• Direction
Wherever "lobo" appears in a line, copy that line.

----------------------------------------

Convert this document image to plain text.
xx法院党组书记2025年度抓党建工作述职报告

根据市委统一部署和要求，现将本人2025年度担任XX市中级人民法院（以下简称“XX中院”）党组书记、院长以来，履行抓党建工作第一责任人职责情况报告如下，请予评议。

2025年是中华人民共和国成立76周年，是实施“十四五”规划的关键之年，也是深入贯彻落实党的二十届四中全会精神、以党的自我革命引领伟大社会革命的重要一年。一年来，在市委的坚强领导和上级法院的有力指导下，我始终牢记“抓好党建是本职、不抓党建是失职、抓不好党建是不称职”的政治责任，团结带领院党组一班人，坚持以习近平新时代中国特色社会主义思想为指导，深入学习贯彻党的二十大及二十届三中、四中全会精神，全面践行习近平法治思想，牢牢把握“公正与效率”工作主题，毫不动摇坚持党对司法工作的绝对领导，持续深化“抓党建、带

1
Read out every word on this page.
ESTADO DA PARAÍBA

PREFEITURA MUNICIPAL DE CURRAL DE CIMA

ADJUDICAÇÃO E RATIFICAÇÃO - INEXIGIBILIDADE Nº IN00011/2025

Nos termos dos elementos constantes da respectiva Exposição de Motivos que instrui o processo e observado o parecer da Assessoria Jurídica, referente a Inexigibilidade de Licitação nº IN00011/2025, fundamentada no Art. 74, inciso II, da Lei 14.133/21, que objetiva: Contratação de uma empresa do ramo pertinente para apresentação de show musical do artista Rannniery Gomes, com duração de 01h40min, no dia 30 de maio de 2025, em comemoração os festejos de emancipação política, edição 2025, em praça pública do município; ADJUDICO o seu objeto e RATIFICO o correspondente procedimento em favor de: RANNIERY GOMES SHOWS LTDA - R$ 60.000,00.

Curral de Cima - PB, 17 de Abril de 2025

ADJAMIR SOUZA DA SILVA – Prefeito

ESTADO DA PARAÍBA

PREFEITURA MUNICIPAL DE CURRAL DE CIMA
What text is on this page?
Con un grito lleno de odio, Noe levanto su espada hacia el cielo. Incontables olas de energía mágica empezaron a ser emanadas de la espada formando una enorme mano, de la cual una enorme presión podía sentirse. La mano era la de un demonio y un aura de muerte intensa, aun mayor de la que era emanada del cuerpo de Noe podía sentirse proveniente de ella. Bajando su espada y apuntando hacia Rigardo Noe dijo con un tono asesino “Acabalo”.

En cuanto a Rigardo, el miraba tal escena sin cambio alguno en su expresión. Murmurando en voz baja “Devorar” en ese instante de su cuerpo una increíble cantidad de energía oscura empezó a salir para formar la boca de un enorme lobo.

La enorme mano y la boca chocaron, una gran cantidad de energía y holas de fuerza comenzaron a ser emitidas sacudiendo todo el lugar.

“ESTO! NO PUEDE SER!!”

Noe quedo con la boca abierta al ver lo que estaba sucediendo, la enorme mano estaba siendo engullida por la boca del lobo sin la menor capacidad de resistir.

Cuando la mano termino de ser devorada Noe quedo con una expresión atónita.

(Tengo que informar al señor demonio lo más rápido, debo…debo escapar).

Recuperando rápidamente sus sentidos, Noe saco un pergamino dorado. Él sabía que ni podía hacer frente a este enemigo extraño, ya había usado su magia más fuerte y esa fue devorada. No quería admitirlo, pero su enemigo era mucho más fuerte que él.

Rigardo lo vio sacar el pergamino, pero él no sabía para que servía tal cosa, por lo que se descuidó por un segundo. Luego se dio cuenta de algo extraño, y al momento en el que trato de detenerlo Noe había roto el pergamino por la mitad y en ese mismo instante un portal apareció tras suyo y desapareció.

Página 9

----------------------------------------

• Exercise response
En cuanto a Rigardo, el miraba tal escena sin cambio alguno en su expresión. Murmurando en voz baja “Devorar” en ese instante de su cuerpo una increíble cantidad de energía oscura empezó a salir para formar la boca de un enorme lobo.
Noe quedo con la boca abierta al ver lo que estaba sucediendo, la enorme mano estaba siendo engullida por la boca del lobo sin la menor capacidad de resistir.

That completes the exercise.